[Your task] Find the lines of data that contain the string "name", then list them.

[Entries]
------------------------------

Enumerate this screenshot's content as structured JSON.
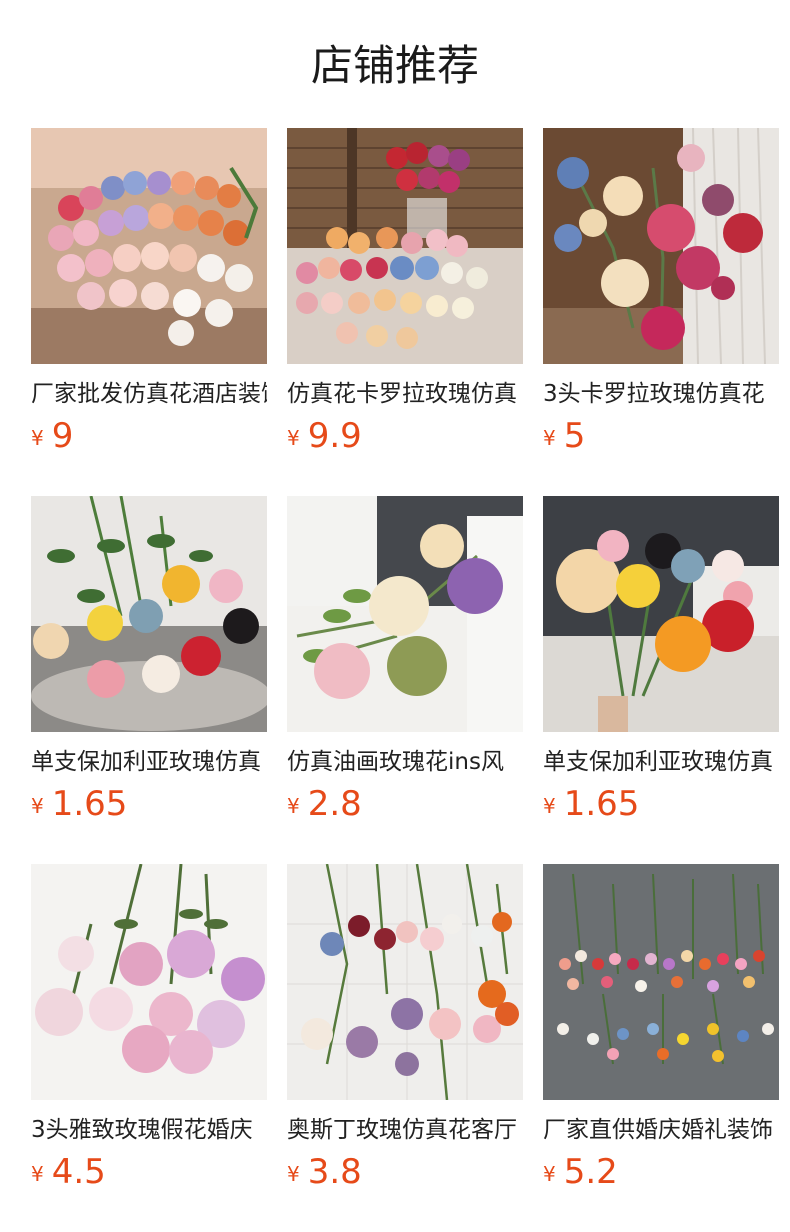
{
  "header": {
    "title": "店铺推荐"
  },
  "products": [
    {
      "name": "厂家批发仿真花酒店装饰",
      "currency": "¥",
      "price": "9",
      "image_alt": "mixed-rose-bunch-photo"
    },
    {
      "name": "仿真花卡罗拉玫瑰仿真",
      "currency": "¥",
      "price": "9.9",
      "image_alt": "rose-bouquet-on-wood-photo"
    },
    {
      "name": "3头卡罗拉玫瑰仿真花",
      "currency": "¥",
      "price": "5",
      "image_alt": "three-head-rose-photo"
    },
    {
      "name": "单支保加利亚玫瑰仿真",
      "currency": "¥",
      "price": "1.65",
      "image_alt": "single-bulgarian-rose-photo"
    },
    {
      "name": "仿真油画玫瑰花ins风",
      "currency": "¥",
      "price": "2.8",
      "image_alt": "oil-painting-rose-photo"
    },
    {
      "name": "单支保加利亚玫瑰仿真",
      "currency": "¥",
      "price": "1.65",
      "image_alt": "single-rose-hand-held-photo"
    },
    {
      "name": "3头雅致玫瑰假花婚庆",
      "currency": "¥",
      "price": "4.5",
      "image_alt": "elegant-rose-photo"
    },
    {
      "name": "奥斯丁玫瑰仿真花客厅",
      "currency": "¥",
      "price": "3.8",
      "image_alt": "austin-rose-photo"
    },
    {
      "name": "厂家直供婚庆婚礼装饰",
      "currency": "¥",
      "price": "5.2",
      "image_alt": "wedding-rose-sprays-photo"
    }
  ],
  "colors": {
    "price": "#e64a19",
    "title": "#1a1a1a",
    "text": "#222222"
  }
}
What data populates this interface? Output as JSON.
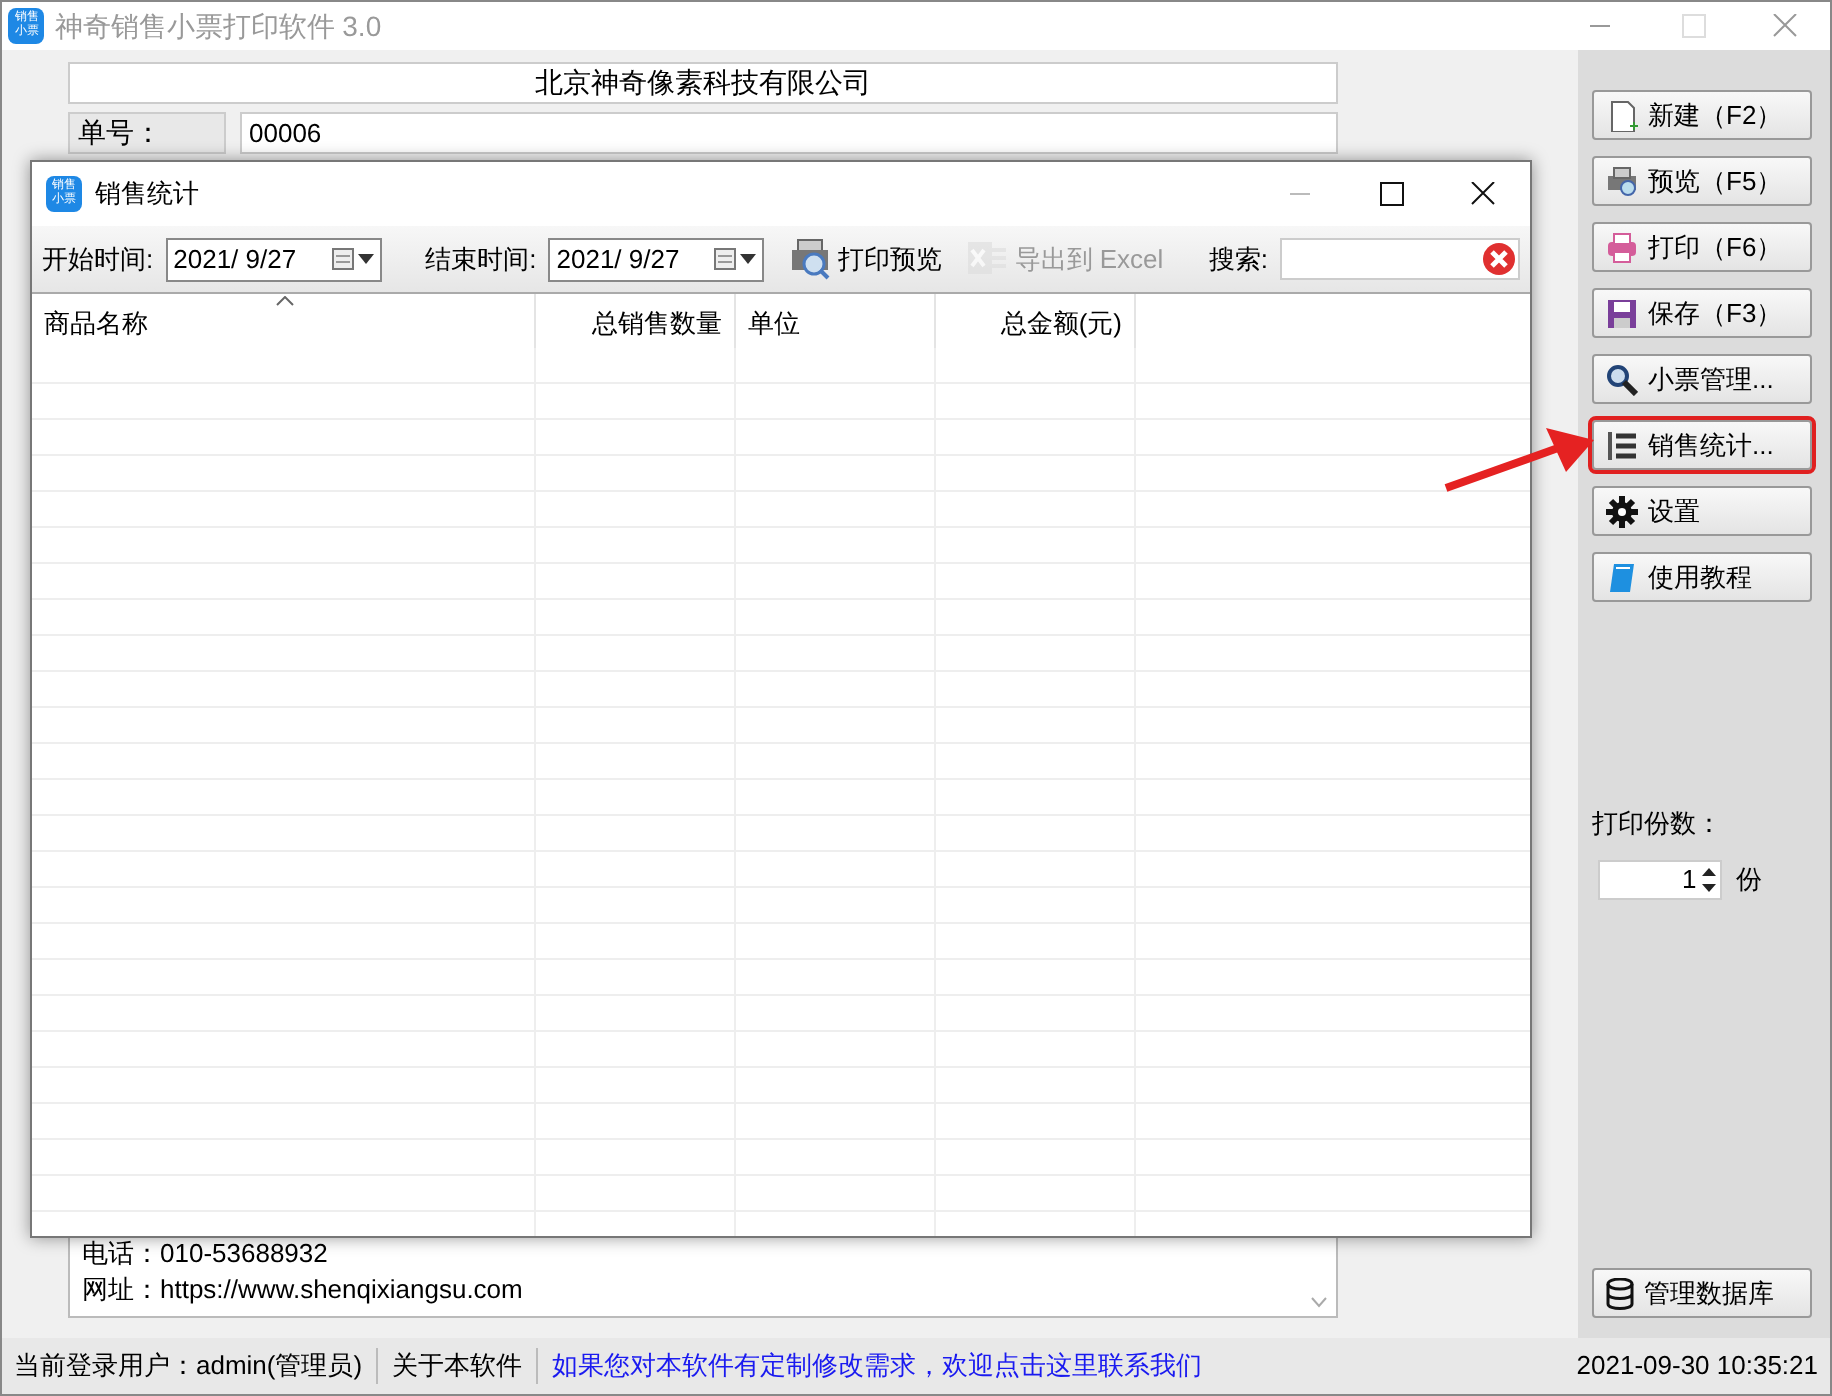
{
  "window": {
    "title": "神奇销售小票打印软件 3.0",
    "app_icon": "销售小票"
  },
  "main_form": {
    "company": "北京神奇像素科技有限公司",
    "fields": [
      {
        "label": "单号：",
        "value": "00006"
      }
    ],
    "footer_lines": [
      "电话：010-53688932",
      "网址：https://www.shenqixiangsu.com"
    ]
  },
  "sidebar": {
    "buttons": [
      {
        "label": "新建（F2）",
        "highlighted": false
      },
      {
        "label": "预览（F5）",
        "highlighted": false
      },
      {
        "label": "打印（F6）",
        "highlighted": false
      },
      {
        "label": "保存（F3）",
        "highlighted": false
      },
      {
        "label": "小票管理...",
        "highlighted": false
      },
      {
        "label": "销售统计...",
        "highlighted": true
      },
      {
        "label": "设置",
        "highlighted": false
      },
      {
        "label": "使用教程",
        "highlighted": false
      }
    ],
    "copies_label": "打印份数：",
    "copies_value": "1",
    "copies_unit": "份",
    "db_button": "管理数据库"
  },
  "dialog": {
    "app_icon": "销售小票",
    "title": "销售统计",
    "start_label": "开始时间:",
    "start_date": "2021/  9/27",
    "end_label": "结束时间:",
    "end_date": "2021/  9/27",
    "tools": [
      {
        "label": "打印预览",
        "disabled": false
      },
      {
        "label": "导出到 Excel",
        "disabled": true
      }
    ],
    "search_label": "搜索:",
    "columns": [
      {
        "label": "商品名称",
        "kind": "text",
        "sorted": true
      },
      {
        "label": "总销售数量",
        "kind": "number",
        "sorted": false
      },
      {
        "label": "单位",
        "kind": "text",
        "sorted": false
      },
      {
        "label": "总金额(元)",
        "kind": "number",
        "sorted": false
      }
    ]
  },
  "status_bar": {
    "user": "当前登录用户：admin(管理员)",
    "about": "关于本软件",
    "link": "如果您对本软件有定制修改需求，欢迎点击这里联系我们",
    "time": "2021-09-30 10:35:21"
  }
}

------------------------------

[Solution]
      "name": "厂家批发仿真花酒店装饰",
      "name": "仿真花卡罗拉玫瑰仿真",
      "name": "3头卡罗拉玫瑰仿真花",
      "name": "单支保加利亚玫瑰仿真",
      "name": "仿真油画玫瑰花ins风",
      "name": "单支保加利亚玫瑰仿真",
      "name": "3头雅致玫瑰假花婚庆",
      "name": "奥斯丁玫瑰仿真花客厅",
      "name": "厂家直供婚庆婚礼装饰",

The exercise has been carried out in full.